-- BEGIN SOURCE MATERIAL --

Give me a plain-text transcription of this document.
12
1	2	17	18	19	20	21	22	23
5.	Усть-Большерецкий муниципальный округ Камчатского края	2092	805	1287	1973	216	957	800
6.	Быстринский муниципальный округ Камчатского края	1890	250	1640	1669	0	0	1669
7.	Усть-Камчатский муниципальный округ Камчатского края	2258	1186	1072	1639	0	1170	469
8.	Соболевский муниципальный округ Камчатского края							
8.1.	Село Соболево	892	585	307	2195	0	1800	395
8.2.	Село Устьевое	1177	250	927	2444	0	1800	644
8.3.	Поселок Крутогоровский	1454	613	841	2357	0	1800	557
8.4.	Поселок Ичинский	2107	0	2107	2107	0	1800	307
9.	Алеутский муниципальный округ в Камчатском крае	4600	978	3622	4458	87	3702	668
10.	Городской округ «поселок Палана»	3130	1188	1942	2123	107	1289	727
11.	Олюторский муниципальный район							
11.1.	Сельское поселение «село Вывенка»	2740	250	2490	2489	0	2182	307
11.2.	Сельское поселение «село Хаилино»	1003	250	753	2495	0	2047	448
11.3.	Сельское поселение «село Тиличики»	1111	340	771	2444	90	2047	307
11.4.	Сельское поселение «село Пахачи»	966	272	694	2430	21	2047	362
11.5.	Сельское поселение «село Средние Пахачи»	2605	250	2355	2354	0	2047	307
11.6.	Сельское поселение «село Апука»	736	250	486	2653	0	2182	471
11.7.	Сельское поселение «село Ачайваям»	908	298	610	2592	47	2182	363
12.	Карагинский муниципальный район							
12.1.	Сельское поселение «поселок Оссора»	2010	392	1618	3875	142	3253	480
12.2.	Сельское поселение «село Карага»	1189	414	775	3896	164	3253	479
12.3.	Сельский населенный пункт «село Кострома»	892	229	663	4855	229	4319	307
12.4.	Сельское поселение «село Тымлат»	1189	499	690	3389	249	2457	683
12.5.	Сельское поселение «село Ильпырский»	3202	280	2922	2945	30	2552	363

-- END SOURCE MATERIAL --

EXERCISE AIM:
Find the word "края" in the records and pull out each line that has it.

TASK RESPONSE:
5.	Усть-Большерецкий муниципальный округ Камчатского края	2092	805	1287	1973	216	957	800
6.	Быстринский муниципальный округ Камчатского края	1890	250	1640	1669	0	0	1669
7.	Усть-Камчатский муниципальный округ Камчатского края	2258	1186	1072	1639	0	1170	469
8.	Соболевский муниципальный округ Камчатского края							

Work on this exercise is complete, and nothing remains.